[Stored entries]
---*---
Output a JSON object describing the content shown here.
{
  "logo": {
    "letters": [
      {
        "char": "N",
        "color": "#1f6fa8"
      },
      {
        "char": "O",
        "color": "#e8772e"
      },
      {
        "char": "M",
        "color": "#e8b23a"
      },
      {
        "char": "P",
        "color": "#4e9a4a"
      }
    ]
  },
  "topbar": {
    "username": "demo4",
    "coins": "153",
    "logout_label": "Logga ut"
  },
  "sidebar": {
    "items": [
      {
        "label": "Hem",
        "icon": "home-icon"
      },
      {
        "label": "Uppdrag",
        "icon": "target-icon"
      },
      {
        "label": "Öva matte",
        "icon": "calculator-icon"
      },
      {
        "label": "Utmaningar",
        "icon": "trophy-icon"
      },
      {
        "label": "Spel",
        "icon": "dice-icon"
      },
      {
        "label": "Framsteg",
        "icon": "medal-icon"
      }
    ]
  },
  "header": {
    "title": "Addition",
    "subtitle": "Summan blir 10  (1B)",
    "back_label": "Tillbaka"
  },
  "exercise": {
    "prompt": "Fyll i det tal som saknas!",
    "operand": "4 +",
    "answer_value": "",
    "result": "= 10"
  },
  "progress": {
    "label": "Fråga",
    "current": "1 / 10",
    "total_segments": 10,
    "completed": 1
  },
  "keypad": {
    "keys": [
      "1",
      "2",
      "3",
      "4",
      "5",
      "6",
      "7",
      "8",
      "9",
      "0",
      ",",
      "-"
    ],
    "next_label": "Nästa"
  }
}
---*---
* [Problem to solve]: The data above must be returned in full, exactly as written.

* [Response to the exercise]:
Output a JSON object describing the content shown here.
{
  "logo": {
    "letters": [
      {
        "char": "N",
        "color": "#1f6fa8"
      },
      {
        "char": "O",
        "color": "#e8772e"
      },
      {
        "char": "M",
        "color": "#e8b23a"
      },
      {
        "char": "P",
        "color": "#4e9a4a"
      }
    ]
  },
  "topbar": {
    "username": "demo4",
    "coins": "153",
    "logout_label": "Logga ut"
  },
  "sidebar": {
    "items": [
      {
        "label": "Hem",
        "icon": "home-icon"
      },
      {
        "label": "Uppdrag",
        "icon": "target-icon"
      },
      {
        "label": "Öva matte",
        "icon": "calculator-icon"
      },
      {
        "label": "Utmaningar",
        "icon": "trophy-icon"
      },
      {
        "label": "Spel",
        "icon": "dice-icon"
      },
      {
        "label": "Framsteg",
        "icon": "medal-icon"
      }
    ]
  },
  "header": {
    "title": "Addition",
    "subtitle": "Summan blir 10  (1B)",
    "back_label": "Tillbaka"
  },
  "exercise": {
    "prompt": "Fyll i det tal som saknas!",
    "operand": "4 +",
    "answer_value": "",
    "result": "= 10"
  },
  "progress": {
    "label": "Fråga",
    "current": "1 / 10",
    "total_segments": 10,
    "completed": 1
  },
  "keypad": {
    "keys": [
      "1",
      "2",
      "3",
      "4",
      "5",
      "6",
      "7",
      "8",
      "9",
      "0",
      ",",
      "-"
    ],
    "next_label": "Nästa"
  }
}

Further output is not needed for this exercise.